▸ Document segment:
- - - - - - -

And isnʼt that exactly how we long to see God? As Elizabeth points out, it doesnʼt just say something about women that we are created in the Divineʼs image, it says something about God.
"…as mothers, we intimately know the cross-born love of God in our bodies with each and every baby we labor into being. We embody the creative powers of Christ in our bones and in our ligaments and in the tearing of our tissue because Jesus, on the cross, loved us like a mother."
For those who are curious but find this theology a little out of their comfort zone, know that every single one of the bookʼs maternal metaphors is biblical. Elizabeth simultaneously paints a stunning picture of a maternal God and uses masculine pronouns for God. Her chapters are littered with Scripture references. Readers with conservative theology will find the book accessible and respectful. And progressive readers will nod along vigorously.

- - - - - - -

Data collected

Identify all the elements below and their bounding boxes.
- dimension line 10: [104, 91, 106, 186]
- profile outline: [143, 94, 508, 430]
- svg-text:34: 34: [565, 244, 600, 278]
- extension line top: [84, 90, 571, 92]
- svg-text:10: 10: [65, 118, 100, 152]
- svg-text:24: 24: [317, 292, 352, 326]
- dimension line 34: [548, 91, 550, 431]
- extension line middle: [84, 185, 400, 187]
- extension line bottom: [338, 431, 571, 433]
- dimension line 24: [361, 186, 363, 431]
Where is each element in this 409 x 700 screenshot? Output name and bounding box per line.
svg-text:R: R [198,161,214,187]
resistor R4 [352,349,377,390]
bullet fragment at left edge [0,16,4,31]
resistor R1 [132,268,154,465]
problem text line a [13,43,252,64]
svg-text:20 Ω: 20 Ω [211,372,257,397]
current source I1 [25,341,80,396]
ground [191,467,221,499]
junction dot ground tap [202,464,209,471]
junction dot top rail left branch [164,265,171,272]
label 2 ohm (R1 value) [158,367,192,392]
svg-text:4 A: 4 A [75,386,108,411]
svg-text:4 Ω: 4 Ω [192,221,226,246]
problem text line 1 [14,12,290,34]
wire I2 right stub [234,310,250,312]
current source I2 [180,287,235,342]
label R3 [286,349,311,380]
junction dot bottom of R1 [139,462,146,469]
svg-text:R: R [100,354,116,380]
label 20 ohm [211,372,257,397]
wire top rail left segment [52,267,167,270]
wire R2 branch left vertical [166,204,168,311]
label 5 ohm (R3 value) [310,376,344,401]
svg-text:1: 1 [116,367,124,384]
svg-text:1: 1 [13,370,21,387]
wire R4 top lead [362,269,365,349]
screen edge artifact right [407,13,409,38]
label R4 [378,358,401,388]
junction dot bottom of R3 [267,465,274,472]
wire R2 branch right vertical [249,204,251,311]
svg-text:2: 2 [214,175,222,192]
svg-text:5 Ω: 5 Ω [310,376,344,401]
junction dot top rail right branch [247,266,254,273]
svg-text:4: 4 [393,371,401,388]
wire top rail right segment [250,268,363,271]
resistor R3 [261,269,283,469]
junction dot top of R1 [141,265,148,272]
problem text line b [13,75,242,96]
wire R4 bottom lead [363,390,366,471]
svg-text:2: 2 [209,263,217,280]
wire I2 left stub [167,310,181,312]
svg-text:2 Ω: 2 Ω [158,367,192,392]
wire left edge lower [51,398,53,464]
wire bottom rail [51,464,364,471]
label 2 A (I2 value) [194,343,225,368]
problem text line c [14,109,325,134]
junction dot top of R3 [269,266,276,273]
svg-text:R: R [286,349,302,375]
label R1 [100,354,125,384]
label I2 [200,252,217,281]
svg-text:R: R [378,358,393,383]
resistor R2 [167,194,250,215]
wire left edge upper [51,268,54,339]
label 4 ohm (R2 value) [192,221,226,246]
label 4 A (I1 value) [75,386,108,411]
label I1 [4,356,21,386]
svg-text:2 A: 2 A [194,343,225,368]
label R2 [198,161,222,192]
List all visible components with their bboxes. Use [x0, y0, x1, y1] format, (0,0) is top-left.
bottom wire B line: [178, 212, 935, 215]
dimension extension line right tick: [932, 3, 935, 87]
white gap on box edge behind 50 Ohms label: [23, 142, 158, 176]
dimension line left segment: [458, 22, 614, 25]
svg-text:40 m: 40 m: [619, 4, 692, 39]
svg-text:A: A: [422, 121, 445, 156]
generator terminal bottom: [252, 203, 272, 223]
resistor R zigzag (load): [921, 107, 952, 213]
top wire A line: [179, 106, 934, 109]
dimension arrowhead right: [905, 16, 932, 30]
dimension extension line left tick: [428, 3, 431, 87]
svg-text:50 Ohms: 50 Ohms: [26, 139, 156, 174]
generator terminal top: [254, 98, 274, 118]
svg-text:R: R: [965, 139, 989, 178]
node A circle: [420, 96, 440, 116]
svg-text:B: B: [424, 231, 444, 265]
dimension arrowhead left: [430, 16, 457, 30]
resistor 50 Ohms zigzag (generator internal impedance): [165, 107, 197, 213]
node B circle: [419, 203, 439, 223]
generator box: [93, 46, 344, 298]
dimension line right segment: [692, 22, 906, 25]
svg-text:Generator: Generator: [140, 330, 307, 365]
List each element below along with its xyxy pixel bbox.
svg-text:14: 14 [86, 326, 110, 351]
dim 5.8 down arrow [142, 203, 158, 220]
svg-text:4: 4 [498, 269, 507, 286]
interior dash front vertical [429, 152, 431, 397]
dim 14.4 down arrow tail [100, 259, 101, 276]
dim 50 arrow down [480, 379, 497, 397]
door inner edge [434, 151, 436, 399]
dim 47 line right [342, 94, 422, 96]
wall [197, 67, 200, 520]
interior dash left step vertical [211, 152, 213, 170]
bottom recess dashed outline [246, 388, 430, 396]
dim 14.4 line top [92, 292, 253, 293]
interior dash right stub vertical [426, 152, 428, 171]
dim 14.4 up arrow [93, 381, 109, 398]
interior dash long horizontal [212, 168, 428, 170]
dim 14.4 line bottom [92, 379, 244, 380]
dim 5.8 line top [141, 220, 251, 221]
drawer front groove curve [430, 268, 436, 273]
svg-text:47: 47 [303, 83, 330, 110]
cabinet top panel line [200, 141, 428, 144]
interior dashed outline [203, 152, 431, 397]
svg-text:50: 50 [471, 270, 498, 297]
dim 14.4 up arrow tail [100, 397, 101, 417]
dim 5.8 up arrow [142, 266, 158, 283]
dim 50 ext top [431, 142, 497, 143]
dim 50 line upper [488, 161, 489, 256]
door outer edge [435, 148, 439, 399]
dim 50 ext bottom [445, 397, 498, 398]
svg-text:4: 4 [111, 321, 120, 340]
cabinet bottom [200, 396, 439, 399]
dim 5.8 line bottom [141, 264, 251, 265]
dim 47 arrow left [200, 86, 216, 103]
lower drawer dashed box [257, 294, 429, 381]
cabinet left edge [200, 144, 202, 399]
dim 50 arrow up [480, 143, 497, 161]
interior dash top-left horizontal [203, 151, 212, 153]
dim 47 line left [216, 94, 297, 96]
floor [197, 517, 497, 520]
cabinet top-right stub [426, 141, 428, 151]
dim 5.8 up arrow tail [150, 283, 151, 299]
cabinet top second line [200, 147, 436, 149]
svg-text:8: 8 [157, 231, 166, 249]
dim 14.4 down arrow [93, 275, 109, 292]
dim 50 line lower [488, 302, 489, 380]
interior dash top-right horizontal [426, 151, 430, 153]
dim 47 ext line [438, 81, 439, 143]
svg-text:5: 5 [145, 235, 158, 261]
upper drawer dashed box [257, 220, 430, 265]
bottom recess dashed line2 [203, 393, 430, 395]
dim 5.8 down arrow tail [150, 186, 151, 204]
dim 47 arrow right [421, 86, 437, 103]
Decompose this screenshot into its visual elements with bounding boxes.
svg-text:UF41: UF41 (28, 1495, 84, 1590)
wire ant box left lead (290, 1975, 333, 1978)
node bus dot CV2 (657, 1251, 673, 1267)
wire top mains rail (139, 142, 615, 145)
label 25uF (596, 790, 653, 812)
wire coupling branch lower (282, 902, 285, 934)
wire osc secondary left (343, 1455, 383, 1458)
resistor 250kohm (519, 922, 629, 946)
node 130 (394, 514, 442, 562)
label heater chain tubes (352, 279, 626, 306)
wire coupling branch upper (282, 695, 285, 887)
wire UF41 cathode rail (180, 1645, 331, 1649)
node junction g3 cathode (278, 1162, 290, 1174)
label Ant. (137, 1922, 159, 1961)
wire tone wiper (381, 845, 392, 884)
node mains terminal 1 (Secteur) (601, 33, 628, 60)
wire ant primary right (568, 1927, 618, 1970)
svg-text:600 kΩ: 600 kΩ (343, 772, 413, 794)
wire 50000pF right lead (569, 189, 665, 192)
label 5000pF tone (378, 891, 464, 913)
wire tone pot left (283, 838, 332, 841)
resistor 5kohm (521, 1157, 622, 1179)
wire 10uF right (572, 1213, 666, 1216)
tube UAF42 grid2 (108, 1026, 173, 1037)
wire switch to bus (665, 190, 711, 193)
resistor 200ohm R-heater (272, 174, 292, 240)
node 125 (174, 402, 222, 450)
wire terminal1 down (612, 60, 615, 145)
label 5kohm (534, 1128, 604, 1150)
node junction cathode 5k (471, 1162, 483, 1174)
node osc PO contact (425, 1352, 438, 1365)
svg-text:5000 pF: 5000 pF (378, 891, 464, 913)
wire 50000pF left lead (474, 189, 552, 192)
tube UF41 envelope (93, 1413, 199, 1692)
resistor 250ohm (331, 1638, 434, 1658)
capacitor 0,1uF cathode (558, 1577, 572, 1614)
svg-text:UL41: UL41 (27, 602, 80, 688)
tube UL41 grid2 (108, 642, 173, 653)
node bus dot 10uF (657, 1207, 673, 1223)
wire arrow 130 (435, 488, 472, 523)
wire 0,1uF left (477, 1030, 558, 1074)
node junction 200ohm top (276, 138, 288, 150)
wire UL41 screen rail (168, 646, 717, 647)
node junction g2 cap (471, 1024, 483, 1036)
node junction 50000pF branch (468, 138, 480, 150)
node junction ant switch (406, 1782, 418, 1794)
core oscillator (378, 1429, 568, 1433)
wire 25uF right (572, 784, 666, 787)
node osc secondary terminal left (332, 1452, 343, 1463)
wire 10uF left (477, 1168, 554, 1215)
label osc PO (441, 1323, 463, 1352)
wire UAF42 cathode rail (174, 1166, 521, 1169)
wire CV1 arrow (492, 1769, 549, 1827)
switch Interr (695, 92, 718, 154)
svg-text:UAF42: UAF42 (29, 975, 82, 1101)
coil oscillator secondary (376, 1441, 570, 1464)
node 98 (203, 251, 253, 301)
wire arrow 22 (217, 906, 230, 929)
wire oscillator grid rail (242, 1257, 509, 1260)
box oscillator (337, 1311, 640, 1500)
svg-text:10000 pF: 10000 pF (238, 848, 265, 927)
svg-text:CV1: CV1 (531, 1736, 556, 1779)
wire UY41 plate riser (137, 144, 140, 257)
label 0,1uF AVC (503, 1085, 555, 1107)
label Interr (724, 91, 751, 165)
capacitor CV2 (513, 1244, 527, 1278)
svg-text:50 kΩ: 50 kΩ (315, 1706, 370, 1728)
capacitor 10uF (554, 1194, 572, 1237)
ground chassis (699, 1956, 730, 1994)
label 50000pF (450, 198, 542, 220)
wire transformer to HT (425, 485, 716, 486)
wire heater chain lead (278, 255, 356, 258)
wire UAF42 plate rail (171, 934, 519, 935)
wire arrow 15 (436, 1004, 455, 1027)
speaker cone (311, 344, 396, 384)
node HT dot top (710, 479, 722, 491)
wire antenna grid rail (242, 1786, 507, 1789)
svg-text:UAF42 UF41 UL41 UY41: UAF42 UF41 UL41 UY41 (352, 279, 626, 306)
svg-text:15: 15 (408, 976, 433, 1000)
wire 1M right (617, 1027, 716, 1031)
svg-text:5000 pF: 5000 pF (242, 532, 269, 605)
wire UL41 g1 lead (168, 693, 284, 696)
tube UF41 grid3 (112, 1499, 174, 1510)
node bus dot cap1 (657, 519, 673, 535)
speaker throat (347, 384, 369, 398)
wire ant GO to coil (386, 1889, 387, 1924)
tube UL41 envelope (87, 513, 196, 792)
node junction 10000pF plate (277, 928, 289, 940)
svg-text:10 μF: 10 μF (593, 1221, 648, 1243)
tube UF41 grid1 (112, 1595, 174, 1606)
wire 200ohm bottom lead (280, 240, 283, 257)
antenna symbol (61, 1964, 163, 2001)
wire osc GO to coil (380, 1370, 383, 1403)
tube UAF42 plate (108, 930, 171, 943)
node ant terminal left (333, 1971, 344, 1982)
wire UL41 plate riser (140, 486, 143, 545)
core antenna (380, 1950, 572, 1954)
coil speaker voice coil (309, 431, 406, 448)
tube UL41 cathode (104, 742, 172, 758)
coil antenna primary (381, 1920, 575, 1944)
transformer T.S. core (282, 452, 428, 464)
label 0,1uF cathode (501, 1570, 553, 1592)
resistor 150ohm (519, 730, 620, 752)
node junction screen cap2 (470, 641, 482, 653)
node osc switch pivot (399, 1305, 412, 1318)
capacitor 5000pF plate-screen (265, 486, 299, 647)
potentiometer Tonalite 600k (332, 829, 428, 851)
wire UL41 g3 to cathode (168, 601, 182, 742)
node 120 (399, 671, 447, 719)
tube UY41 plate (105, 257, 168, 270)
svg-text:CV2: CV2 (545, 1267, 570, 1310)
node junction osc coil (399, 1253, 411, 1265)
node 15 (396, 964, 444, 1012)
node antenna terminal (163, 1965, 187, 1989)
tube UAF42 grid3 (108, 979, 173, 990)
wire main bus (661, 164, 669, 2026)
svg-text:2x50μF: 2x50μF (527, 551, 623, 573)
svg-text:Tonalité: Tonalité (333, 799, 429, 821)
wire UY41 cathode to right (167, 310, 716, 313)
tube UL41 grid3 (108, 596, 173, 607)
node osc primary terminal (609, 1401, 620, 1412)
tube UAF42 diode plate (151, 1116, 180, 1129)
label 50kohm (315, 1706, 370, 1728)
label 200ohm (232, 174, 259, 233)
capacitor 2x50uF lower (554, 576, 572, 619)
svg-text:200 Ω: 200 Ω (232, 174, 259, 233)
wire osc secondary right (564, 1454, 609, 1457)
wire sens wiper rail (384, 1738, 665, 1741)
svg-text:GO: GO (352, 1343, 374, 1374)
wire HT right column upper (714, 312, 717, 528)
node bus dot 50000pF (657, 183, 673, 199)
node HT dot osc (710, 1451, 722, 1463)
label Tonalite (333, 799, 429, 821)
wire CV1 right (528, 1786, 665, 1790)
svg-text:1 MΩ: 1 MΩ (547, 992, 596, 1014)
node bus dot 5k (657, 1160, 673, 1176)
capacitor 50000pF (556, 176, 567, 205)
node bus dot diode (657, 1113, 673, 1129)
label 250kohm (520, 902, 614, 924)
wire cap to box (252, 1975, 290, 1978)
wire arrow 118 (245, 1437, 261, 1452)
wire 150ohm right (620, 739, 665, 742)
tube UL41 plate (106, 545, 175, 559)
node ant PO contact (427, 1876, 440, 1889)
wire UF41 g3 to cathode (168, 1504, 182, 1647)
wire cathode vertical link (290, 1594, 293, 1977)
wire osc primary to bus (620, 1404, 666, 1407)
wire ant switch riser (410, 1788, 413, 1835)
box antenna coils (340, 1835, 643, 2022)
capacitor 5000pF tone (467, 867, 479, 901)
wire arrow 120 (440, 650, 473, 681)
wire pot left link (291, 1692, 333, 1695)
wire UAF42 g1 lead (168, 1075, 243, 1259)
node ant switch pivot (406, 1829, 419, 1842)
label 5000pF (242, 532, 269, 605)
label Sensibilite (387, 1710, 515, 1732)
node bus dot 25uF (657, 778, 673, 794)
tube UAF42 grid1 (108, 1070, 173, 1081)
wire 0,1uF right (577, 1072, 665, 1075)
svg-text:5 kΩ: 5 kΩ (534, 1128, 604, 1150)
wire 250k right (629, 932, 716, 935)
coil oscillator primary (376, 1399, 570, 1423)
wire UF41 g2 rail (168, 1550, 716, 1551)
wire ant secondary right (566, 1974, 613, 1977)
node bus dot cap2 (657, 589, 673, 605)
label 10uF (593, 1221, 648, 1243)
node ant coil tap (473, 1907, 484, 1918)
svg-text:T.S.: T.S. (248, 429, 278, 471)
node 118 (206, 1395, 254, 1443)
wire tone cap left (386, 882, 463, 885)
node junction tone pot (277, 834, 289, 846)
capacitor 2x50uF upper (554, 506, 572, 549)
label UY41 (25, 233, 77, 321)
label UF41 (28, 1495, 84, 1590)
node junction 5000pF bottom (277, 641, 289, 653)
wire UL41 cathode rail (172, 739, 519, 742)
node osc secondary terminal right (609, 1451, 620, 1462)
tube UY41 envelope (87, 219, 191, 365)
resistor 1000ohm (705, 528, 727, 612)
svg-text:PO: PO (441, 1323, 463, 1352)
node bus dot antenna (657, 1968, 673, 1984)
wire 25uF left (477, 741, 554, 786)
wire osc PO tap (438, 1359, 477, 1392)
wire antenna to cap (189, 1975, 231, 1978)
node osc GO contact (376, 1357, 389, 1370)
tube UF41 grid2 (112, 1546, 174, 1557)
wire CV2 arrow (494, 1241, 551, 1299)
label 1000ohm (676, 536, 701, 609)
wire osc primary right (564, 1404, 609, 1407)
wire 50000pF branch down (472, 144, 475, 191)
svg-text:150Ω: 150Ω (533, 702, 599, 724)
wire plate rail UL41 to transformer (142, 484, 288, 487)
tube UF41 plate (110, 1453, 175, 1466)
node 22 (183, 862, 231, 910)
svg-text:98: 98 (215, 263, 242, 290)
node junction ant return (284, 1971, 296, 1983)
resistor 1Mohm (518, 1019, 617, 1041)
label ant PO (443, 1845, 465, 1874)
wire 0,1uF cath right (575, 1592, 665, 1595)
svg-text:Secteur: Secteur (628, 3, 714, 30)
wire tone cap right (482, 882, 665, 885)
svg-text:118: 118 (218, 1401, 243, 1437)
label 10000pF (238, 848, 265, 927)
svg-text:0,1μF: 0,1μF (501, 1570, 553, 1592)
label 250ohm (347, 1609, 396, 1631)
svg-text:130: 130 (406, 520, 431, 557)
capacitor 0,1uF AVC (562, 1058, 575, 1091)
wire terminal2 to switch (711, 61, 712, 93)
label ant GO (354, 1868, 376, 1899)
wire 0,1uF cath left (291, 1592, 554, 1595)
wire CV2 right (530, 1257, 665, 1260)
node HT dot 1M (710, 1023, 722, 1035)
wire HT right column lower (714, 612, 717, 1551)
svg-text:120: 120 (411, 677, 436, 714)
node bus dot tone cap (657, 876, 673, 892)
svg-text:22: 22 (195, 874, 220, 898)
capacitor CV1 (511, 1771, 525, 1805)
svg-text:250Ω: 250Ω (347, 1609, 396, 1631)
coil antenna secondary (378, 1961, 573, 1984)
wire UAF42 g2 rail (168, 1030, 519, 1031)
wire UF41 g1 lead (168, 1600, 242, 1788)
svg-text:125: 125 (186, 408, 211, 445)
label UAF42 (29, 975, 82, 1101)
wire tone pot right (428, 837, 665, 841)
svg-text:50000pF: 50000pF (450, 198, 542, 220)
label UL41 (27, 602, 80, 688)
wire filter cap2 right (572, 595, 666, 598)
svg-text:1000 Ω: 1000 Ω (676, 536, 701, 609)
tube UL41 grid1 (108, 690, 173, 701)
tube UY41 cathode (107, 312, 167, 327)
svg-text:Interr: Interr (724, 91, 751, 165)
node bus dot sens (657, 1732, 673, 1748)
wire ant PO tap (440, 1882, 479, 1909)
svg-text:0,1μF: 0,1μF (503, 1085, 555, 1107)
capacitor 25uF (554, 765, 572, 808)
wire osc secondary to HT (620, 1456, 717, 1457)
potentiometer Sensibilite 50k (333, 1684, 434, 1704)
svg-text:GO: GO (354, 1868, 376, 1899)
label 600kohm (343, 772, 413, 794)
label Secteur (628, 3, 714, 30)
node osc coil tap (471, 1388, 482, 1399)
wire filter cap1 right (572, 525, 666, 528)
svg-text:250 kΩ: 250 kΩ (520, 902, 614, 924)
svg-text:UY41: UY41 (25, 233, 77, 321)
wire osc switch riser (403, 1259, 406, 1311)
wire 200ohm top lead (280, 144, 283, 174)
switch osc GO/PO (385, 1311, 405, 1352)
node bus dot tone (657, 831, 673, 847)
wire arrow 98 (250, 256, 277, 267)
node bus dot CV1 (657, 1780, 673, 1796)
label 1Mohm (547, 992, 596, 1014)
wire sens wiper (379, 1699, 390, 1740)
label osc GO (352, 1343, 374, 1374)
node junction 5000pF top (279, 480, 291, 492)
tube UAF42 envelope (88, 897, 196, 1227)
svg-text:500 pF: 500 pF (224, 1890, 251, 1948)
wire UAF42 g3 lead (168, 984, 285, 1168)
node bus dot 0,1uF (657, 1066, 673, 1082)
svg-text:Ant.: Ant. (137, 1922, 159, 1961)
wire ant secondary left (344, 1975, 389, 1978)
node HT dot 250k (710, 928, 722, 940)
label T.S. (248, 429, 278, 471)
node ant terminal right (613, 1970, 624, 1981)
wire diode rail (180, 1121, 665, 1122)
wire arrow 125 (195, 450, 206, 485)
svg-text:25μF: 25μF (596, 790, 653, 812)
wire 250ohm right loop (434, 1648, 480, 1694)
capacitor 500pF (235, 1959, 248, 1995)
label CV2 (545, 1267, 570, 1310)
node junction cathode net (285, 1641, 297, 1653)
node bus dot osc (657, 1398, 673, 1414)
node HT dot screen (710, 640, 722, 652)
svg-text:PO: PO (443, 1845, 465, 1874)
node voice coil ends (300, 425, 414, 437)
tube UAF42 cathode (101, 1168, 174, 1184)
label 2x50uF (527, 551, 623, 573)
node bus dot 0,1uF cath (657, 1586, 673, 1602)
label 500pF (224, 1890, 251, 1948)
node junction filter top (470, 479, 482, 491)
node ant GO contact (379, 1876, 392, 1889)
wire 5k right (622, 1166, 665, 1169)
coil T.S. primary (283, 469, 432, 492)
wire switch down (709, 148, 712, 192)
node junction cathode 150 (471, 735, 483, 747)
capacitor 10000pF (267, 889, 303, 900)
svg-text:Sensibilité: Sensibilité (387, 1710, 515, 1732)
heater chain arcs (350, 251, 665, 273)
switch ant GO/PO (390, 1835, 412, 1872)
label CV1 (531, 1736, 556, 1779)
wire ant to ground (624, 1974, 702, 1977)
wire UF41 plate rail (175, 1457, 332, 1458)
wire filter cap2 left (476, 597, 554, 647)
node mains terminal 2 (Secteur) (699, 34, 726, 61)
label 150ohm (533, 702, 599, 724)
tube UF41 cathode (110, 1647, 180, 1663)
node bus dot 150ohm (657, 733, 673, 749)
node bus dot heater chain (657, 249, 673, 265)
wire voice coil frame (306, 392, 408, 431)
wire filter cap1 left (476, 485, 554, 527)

- - - - - - -

▸ Exercise tasks:
**1.** Answer these questions using the review excerpt:
(a) What kind of pronouns does Elizabeth use for God?
(b) In the quoted passage, Jesus on the cross loved us like whom?
(c) What does the review excerpt say every one of the book's maternal metaphors is?
**2.** Please repeat the part of the review excerpt that begins with the words containing "And isnʼt that" and ends with "something about God.", swapping "Elizabeth" for "the author".
The entries are not needed for any of this work.

▸ Answer set:
**1.**
(a) Masculine pronouns.
(b) Like a mother.
(c) Biblical.

**2.**
And isnʼt that exactly how we long to see God? As the author points out, it doesnʼt just say something about women that we are created in the Divineʼs image, it says something about God.